*What is required*:
Scan the entries below for the word "received". Copy each line that has it.

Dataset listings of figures
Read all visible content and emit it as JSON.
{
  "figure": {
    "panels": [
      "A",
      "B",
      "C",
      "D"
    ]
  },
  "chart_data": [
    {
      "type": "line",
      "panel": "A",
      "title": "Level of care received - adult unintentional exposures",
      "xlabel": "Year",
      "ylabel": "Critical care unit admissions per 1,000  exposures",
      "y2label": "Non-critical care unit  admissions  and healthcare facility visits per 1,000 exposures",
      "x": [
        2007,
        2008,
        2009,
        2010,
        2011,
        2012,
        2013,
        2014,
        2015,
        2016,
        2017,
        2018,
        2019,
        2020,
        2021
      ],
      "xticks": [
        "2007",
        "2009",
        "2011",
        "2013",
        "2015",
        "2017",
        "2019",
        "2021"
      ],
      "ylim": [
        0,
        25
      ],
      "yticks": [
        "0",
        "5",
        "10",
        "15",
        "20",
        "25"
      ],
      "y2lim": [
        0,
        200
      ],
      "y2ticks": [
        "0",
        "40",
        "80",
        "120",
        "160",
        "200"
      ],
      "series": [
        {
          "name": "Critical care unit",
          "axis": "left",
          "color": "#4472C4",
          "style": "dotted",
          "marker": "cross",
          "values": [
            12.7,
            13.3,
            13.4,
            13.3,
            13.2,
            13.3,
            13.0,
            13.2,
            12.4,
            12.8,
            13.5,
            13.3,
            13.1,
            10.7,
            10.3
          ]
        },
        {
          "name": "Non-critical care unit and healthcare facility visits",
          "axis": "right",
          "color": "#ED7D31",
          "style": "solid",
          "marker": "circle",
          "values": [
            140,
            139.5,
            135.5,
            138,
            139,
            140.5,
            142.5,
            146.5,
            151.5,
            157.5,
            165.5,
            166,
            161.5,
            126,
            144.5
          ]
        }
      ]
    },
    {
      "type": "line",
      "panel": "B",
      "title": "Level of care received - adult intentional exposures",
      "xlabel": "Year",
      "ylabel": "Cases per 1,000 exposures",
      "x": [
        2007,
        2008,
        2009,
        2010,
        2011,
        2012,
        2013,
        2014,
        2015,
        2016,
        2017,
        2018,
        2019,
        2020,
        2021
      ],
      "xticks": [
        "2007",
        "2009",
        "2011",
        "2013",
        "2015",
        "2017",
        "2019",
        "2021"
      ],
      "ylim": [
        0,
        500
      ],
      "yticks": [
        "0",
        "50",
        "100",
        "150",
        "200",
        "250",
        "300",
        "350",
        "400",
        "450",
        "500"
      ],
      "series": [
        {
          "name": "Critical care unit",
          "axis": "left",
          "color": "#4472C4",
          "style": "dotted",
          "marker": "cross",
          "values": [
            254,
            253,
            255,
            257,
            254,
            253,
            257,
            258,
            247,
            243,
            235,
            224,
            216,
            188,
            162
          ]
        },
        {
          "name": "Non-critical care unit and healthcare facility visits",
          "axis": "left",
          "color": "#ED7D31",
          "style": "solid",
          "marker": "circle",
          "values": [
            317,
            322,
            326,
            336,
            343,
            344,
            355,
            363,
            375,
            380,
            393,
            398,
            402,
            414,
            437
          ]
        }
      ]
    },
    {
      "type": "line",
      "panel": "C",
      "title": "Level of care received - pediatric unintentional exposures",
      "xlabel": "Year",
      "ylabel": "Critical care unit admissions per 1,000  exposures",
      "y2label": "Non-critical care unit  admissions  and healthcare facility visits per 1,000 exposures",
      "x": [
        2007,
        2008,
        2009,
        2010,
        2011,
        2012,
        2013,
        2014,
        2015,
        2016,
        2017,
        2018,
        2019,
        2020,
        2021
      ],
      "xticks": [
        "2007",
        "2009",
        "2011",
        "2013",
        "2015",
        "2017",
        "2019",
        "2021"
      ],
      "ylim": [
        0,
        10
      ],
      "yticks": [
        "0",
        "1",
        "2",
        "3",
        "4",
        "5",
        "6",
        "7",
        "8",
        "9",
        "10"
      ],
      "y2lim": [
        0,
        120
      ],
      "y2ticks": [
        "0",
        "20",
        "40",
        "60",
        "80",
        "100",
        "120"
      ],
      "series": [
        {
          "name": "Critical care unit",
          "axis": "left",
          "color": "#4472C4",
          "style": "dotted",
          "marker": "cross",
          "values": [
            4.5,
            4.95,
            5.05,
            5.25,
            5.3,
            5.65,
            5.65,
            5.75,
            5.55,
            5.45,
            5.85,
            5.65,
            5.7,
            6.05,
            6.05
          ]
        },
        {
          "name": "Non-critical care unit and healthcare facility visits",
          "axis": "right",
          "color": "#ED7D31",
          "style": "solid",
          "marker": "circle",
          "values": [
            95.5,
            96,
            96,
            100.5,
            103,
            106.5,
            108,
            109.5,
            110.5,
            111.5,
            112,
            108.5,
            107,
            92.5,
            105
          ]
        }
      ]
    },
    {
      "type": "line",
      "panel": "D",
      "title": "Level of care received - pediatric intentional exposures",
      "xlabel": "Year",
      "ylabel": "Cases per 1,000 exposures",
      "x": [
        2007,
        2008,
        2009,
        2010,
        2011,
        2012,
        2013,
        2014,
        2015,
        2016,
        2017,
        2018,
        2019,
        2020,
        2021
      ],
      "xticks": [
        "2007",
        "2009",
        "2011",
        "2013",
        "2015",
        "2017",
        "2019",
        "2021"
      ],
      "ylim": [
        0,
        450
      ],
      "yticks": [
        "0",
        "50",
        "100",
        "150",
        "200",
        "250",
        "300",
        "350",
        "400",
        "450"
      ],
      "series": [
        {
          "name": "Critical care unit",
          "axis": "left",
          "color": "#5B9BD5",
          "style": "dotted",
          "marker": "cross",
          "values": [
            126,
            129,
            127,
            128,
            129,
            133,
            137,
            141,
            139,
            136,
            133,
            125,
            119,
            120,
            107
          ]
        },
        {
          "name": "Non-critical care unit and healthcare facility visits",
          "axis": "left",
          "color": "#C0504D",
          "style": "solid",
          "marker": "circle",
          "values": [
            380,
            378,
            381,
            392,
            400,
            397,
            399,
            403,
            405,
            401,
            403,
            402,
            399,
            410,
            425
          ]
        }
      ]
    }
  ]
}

*Exercise answer*:
      "title": "Level of care received - adult unintentional exposures",
      "title": "Level of care received - adult intentional exposures",
      "title": "Level of care received - pediatric unintentional exposures",
      "title": "Level of care received - pediatric intentional exposures",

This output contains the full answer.